----- SUPPLIED RECORDS -----

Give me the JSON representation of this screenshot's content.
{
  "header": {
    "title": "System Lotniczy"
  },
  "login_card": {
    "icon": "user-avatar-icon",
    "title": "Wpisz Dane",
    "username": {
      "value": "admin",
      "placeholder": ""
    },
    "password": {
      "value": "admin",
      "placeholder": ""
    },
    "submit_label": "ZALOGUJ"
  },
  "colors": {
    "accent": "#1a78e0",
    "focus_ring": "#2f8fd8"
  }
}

-----

● TASK STATEMENT:
Using the listing above, show each line holding the string "title".

● RESULT OF THE TASK:
    "title": "System Lotniczy"
    "title": "Wpisz Dane",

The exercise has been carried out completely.